_Short task_: Can you pull out each line of the data below that includes the word "Szewska"?

_Listing_:
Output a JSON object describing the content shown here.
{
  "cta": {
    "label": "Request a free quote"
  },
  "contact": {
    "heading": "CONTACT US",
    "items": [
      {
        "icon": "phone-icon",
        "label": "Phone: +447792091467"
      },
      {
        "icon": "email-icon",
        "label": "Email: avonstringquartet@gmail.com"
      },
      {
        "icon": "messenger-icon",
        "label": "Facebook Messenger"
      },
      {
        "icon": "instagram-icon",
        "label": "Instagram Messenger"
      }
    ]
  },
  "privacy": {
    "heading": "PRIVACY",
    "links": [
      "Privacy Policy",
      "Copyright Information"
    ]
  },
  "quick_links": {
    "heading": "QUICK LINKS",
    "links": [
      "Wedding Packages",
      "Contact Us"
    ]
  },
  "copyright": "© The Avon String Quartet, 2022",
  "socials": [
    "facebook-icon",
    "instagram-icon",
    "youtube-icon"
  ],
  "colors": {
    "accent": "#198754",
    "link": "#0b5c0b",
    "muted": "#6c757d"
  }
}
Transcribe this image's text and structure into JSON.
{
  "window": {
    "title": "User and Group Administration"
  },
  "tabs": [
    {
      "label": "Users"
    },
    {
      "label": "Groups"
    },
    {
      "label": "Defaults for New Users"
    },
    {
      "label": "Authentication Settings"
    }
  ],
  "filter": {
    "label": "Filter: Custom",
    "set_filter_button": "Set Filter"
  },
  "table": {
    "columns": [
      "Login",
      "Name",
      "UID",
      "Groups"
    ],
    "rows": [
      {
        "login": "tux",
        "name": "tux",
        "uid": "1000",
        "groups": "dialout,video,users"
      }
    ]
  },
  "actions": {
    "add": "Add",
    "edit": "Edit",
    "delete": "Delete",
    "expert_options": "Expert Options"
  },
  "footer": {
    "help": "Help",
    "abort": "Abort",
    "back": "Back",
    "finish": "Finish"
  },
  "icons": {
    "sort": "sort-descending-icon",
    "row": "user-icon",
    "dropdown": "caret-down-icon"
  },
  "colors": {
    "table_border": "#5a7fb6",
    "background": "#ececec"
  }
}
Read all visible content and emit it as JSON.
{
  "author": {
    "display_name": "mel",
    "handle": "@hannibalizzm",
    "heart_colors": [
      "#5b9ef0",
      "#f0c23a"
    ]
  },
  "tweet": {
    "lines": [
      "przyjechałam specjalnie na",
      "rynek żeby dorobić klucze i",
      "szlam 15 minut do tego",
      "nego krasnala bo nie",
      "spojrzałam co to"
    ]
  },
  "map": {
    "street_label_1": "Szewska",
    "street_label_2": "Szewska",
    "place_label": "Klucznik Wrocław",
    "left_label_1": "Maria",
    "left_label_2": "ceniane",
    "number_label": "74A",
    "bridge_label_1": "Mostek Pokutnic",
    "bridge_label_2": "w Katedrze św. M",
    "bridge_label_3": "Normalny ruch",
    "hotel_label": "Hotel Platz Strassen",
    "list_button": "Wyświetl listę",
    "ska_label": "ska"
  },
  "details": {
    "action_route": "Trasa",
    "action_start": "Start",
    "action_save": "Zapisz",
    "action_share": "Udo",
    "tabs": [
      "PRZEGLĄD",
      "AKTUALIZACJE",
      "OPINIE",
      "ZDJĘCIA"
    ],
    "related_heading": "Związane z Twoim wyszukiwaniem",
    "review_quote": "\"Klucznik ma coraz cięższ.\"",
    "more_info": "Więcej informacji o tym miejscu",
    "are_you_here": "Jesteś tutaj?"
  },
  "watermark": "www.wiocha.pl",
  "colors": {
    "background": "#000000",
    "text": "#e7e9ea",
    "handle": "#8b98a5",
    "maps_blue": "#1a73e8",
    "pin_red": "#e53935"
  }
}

_Result_:
    "street_label_1": "Szewska",
    "street_label_2": "Szewska",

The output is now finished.